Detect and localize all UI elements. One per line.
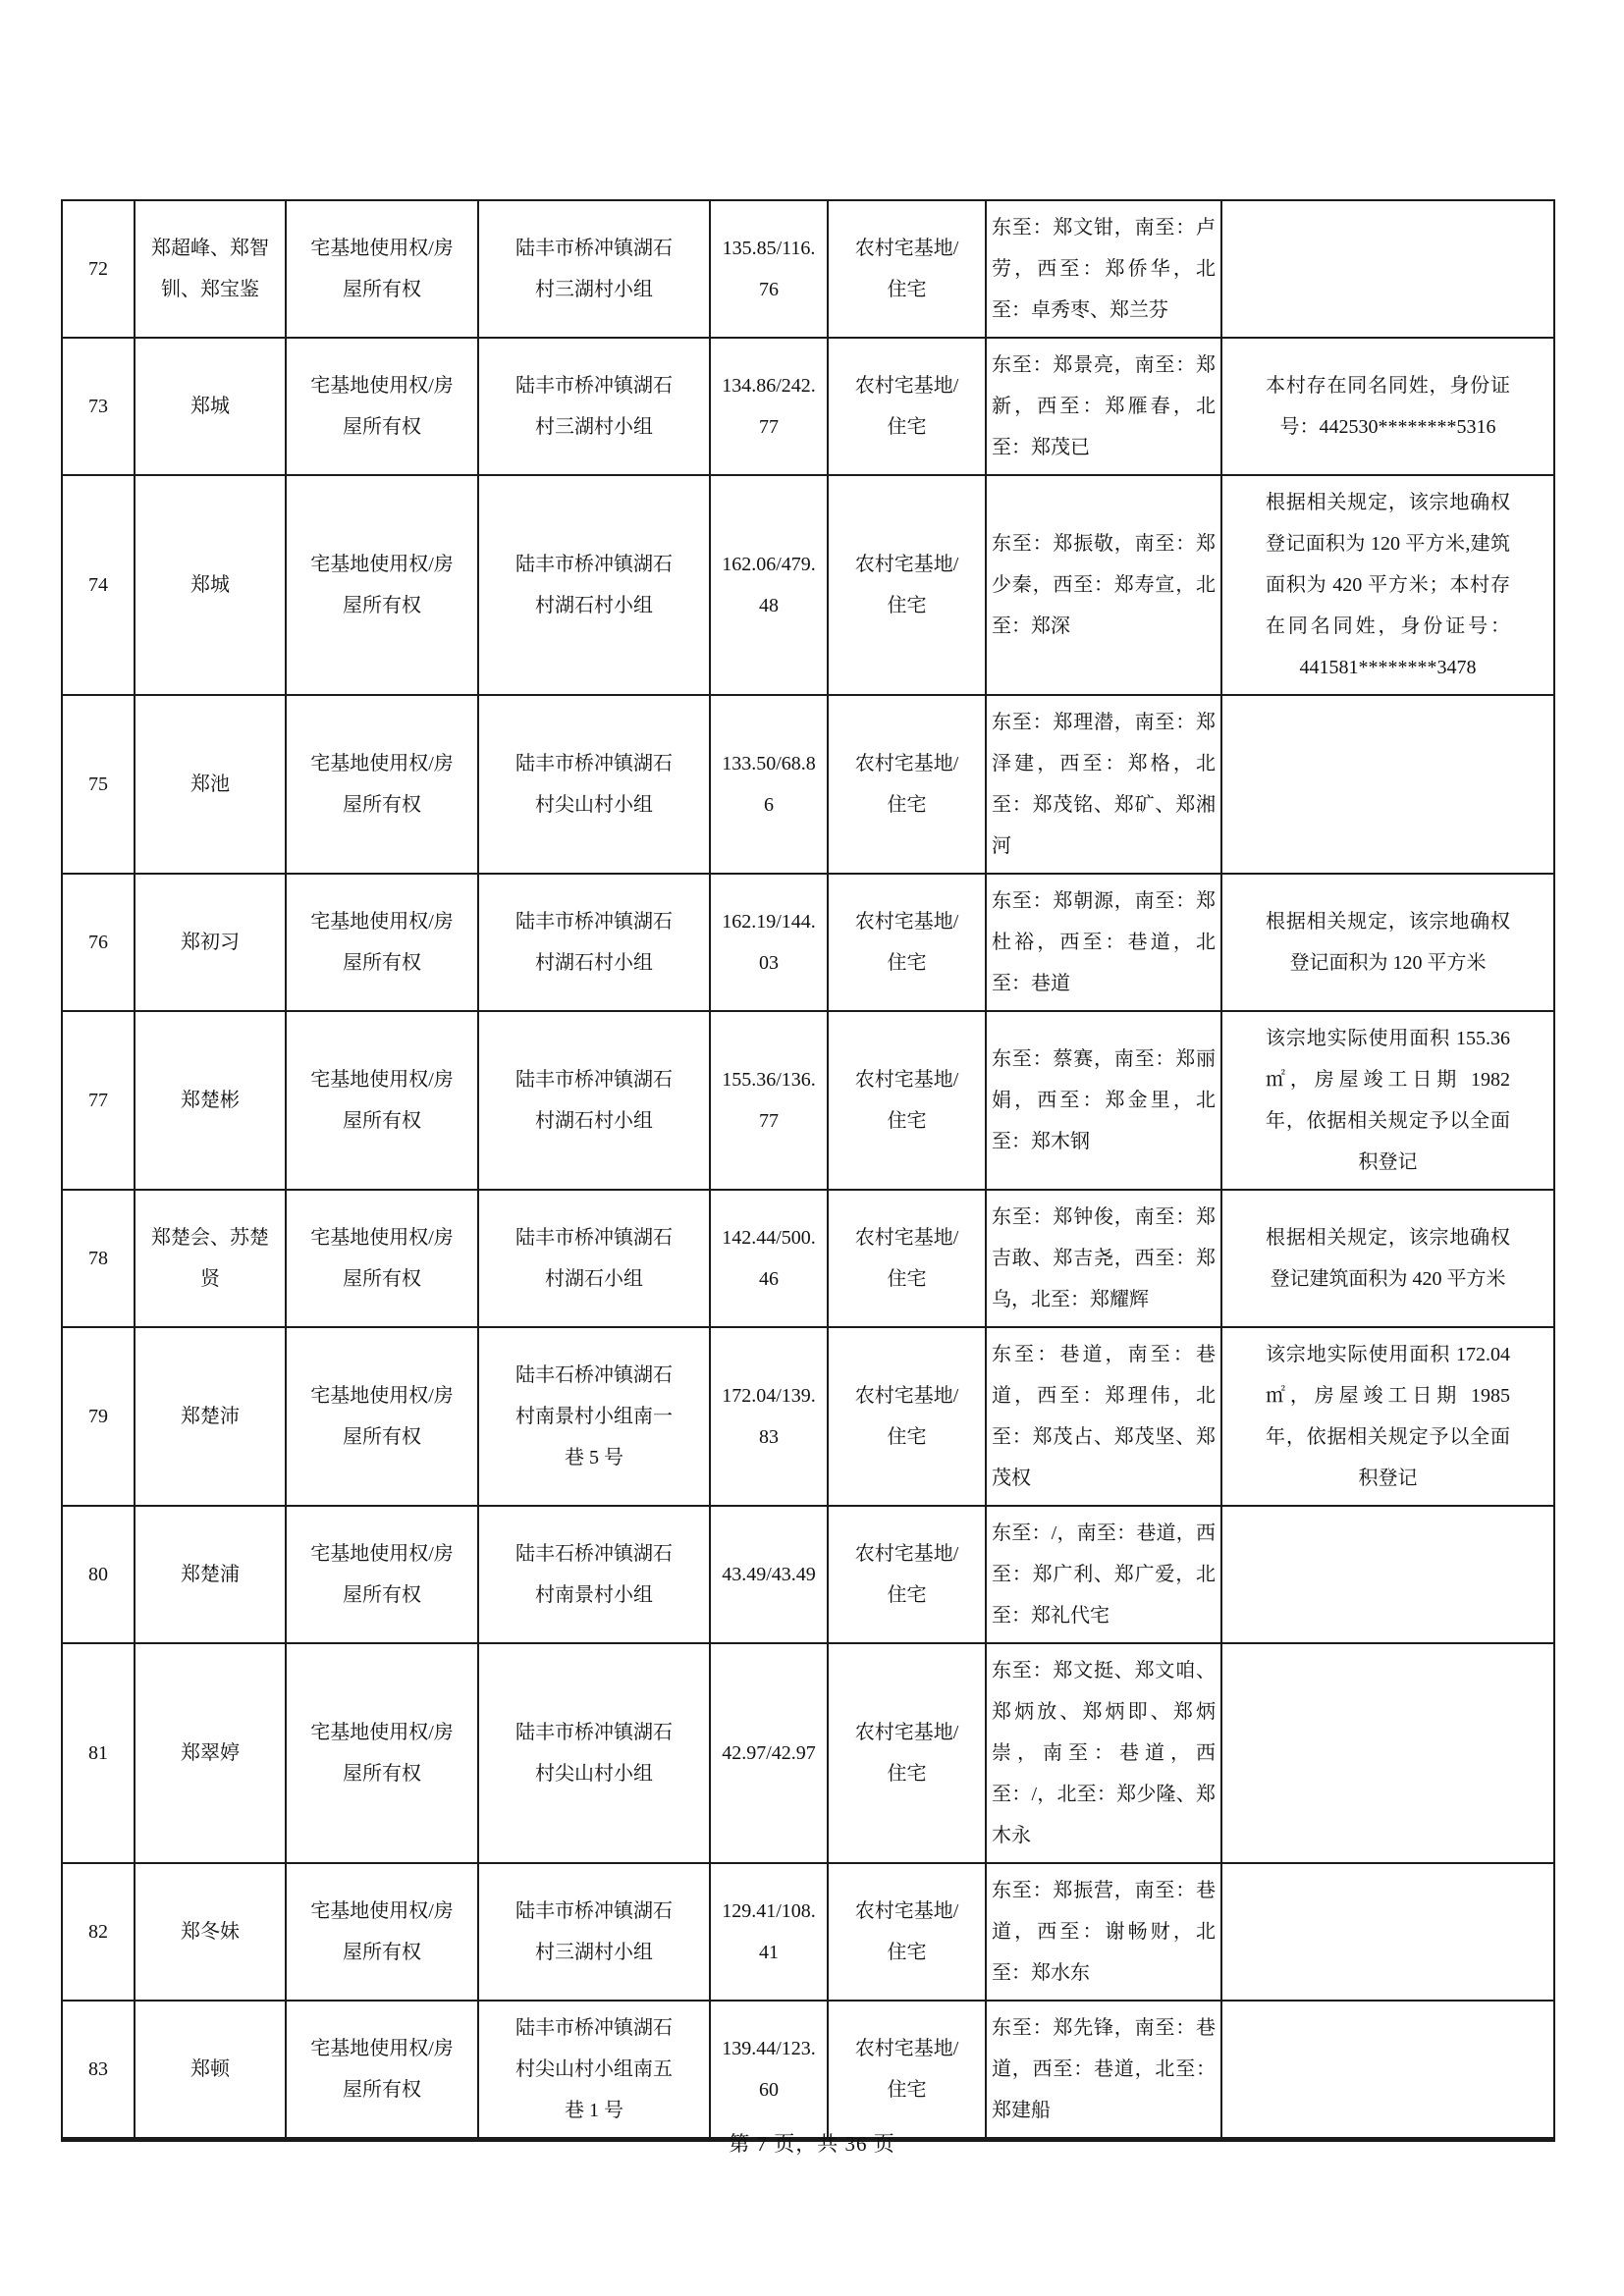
cell-area: 129.41/108.41: [710, 1863, 828, 2001]
cell-area: 133.50/68.86: [710, 695, 828, 874]
cell-index: 79: [62, 1327, 135, 1506]
cell-index: 83: [62, 2001, 135, 2140]
cell-right-type: 宅基地使用权/房屋所有权: [286, 1011, 478, 1190]
cell-index: 73: [62, 338, 135, 475]
cell-boundaries: 东至：郑文挺、郑文咱、郑炳放、郑炳即、郑炳崇，南至：巷道，西至：/，北至：郑少隆、郑木永: [986, 1643, 1221, 1863]
cell-remarks: 根据相关规定，该宗地确权登记建筑面积为 420 平方米: [1221, 1190, 1554, 1327]
cell-index: 74: [62, 475, 135, 695]
cell-remarks: 本村存在同名同姓，身份证号：442530********5316: [1221, 338, 1554, 475]
cell-location: 陆丰石桥冲镇湖石村南景村小组南一巷 5 号: [478, 1327, 710, 1506]
cell-remarks: 该宗地实际使用面积 172.04㎡，房屋竣工日期 1985 年，依据相关规定予以全面积登记: [1221, 1327, 1554, 1506]
cell-right-type: 宅基地使用权/房屋所有权: [286, 200, 478, 338]
cell-usage: 农村宅基地/住宅: [828, 1506, 986, 1643]
cell-usage: 农村宅基地/住宅: [828, 874, 986, 1011]
cell-holder: 郑楚彬: [135, 1011, 286, 1190]
cell-remarks: [1221, 2001, 1554, 2140]
cell-area: 172.04/139.83: [710, 1327, 828, 1506]
cell-boundaries: 东至：蔡赛，南至：郑丽娟，西至：郑金里，北至：郑木钢: [986, 1011, 1221, 1190]
cell-boundaries: 东至：郑振营，南至：巷道，西至：谢畅财，北至：郑水东: [986, 1863, 1221, 2001]
cell-location: 陆丰市桥冲镇湖石村湖石村小组: [478, 874, 710, 1011]
cell-usage: 农村宅基地/住宅: [828, 1011, 986, 1190]
cell-usage: 农村宅基地/住宅: [828, 695, 986, 874]
cell-right-type: 宅基地使用权/房屋所有权: [286, 1190, 478, 1327]
cell-boundaries: 东至：郑景亮，南至：郑新，西至：郑雁春，北至：郑茂已: [986, 338, 1221, 475]
cell-location: 陆丰市桥冲镇湖石村三湖村小组: [478, 338, 710, 475]
cell-usage: 农村宅基地/住宅: [828, 1863, 986, 2001]
cell-location: 陆丰市桥冲镇湖石村湖石小组: [478, 1190, 710, 1327]
cell-location: 陆丰市桥冲镇湖石村三湖村小组: [478, 1863, 710, 2001]
cell-location: 陆丰市桥冲镇湖石村尖山村小组: [478, 695, 710, 874]
cell-index: 77: [62, 1011, 135, 1190]
cell-usage: 农村宅基地/住宅: [828, 1643, 986, 1863]
cell-remarks: [1221, 200, 1554, 338]
cell-index: 80: [62, 1506, 135, 1643]
cell-area: 162.19/144.03: [710, 874, 828, 1011]
cell-holder: 郑楚会、苏楚贤: [135, 1190, 286, 1327]
table-row: [62, 1011, 1554, 1190]
cell-remarks: [1221, 1643, 1554, 1863]
cell-holder: 郑冬妹: [135, 1863, 286, 2001]
cell-holder: 郑顿: [135, 2001, 286, 2140]
cell-location: 陆丰市桥冲镇湖石村尖山村小组南五巷 1 号: [478, 2001, 710, 2140]
cell-holder: 郑城: [135, 475, 286, 695]
table-row: [62, 695, 1554, 874]
page-footer: 第 7 页，共 36 页: [729, 2132, 895, 2156]
table-row: [62, 1643, 1554, 1863]
cell-area: 42.97/42.97: [710, 1643, 828, 1863]
cell-right-type: 宅基地使用权/房屋所有权: [286, 2001, 478, 2140]
cell-index: 72: [62, 200, 135, 338]
cell-usage: 农村宅基地/住宅: [828, 475, 986, 695]
cell-location: 陆丰市桥冲镇湖石村湖石村小组: [478, 475, 710, 695]
cell-index: 76: [62, 874, 135, 1011]
cell-holder: 郑池: [135, 695, 286, 874]
cell-location: 陆丰石桥冲镇湖石村南景村小组: [478, 1506, 710, 1643]
cell-area: 155.36/136.77: [710, 1011, 828, 1190]
table-row: [62, 2001, 1554, 2140]
cell-remarks: [1221, 1506, 1554, 1643]
cell-right-type: 宅基地使用权/房屋所有权: [286, 338, 478, 475]
cell-index: 81: [62, 1643, 135, 1863]
cell-index: 78: [62, 1190, 135, 1327]
cell-holder: 郑超峰、郑智钏、郑宝鉴: [135, 200, 286, 338]
cell-location: 陆丰市桥冲镇湖石村尖山村小组: [478, 1643, 710, 1863]
cell-usage: 农村宅基地/住宅: [828, 200, 986, 338]
table-row: [62, 1863, 1554, 2001]
cell-area: 162.06/479.48: [710, 475, 828, 695]
cell-right-type: 宅基地使用权/房屋所有权: [286, 1643, 478, 1863]
cell-right-type: 宅基地使用权/房屋所有权: [286, 874, 478, 1011]
table-row: [62, 338, 1554, 475]
cell-area: 142.44/500.46: [710, 1190, 828, 1327]
cell-area: 43.49/43.49: [710, 1506, 828, 1643]
cell-holder: 郑楚沛: [135, 1327, 286, 1506]
cell-location: 陆丰市桥冲镇湖石村湖石村小组: [478, 1011, 710, 1190]
cell-remarks: 该宗地实际使用面积 155.36㎡，房屋竣工日期 1982 年，依据相关规定予以全面积登记: [1221, 1011, 1554, 1190]
cell-remarks: 根据相关规定，该宗地确权登记面积为 120 平方米,建筑面积为 420 平方米；本村存在同名同姓，身份证号：441581********3478: [1221, 475, 1554, 695]
records-table: [61, 199, 1555, 2142]
cell-area: 135.85/116.76: [710, 200, 828, 338]
cell-right-type: 宅基地使用权/房屋所有权: [286, 475, 478, 695]
cell-right-type: 宅基地使用权/房屋所有权: [286, 1506, 478, 1643]
table-row: [62, 1327, 1554, 1506]
cell-area: 139.44/123.60: [710, 2001, 828, 2140]
cell-remarks: 根据相关规定，该宗地确权登记面积为 120 平方米: [1221, 874, 1554, 1011]
cell-remarks: [1221, 1863, 1554, 2001]
cell-right-type: 宅基地使用权/房屋所有权: [286, 1863, 478, 2001]
cell-usage: 农村宅基地/住宅: [828, 338, 986, 475]
cell-right-type: 宅基地使用权/房屋所有权: [286, 1327, 478, 1506]
table-row: [62, 1506, 1554, 1643]
cell-location: 陆丰市桥冲镇湖石村三湖村小组: [478, 200, 710, 338]
cell-index: 75: [62, 695, 135, 874]
cell-boundaries: 东至：郑理潜，南至：郑泽建，西至：郑格，北至：郑茂铭、郑矿、郑湘河: [986, 695, 1221, 874]
table-row: [62, 200, 1554, 338]
cell-right-type: 宅基地使用权/房屋所有权: [286, 695, 478, 874]
table-row: [62, 475, 1554, 695]
table-row: [62, 1190, 1554, 1327]
cell-boundaries: 东至：郑钟俊，南至：郑吉敢、郑吉尧，西至：郑乌，北至：郑耀辉: [986, 1190, 1221, 1327]
cell-boundaries: 东至：巷道，南至：巷道，西至：郑理伟，北至：郑茂占、郑茂坚、郑茂权: [986, 1327, 1221, 1506]
cell-boundaries: 东至：郑先锋，南至：巷道，西至：巷道，北至：郑建船: [986, 2001, 1221, 2140]
cell-remarks: [1221, 695, 1554, 874]
cell-holder: 郑初习: [135, 874, 286, 1011]
cell-boundaries: 东至：郑振敬，南至：郑少秦，西至：郑寿宣，北至：郑深: [986, 475, 1221, 695]
cell-boundaries: 东至：郑朝源，南至：郑杜裕，西至：巷道，北至：巷道: [986, 874, 1221, 1011]
cell-area: 134.86/242.77: [710, 338, 828, 475]
cell-holder: 郑城: [135, 338, 286, 475]
cell-usage: 农村宅基地/住宅: [828, 1327, 986, 1506]
cell-usage: 农村宅基地/住宅: [828, 2001, 986, 2140]
cell-boundaries: 东至：/，南至：巷道，西至：郑广利、郑广爱，北至：郑礼代宅: [986, 1506, 1221, 1643]
cell-boundaries: 东至：郑文钳，南至：卢劳，西至：郑侨华，北至：卓秀枣、郑兰芬: [986, 200, 1221, 338]
cell-index: 82: [62, 1863, 135, 2001]
table-row: [62, 874, 1554, 1011]
cell-usage: 农村宅基地/住宅: [828, 1190, 986, 1327]
cell-holder: 郑楚浦: [135, 1506, 286, 1643]
cell-holder: 郑翠婷: [135, 1643, 286, 1863]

##########

Select every line above that contains the string "本村存在同名同姓", and copy each of those lines.

Full output —
cell-remarks: 本村存在同名同姓，身份证号：442530********5316: [1221, 338, 1554, 475]
cell-remarks: 根据相关规定，该宗地确权登记面积为 120 平方米,建筑面积为 420 平方米；本村存在同名同姓，身份证号：441581********3478: [1221, 475, 1554, 695]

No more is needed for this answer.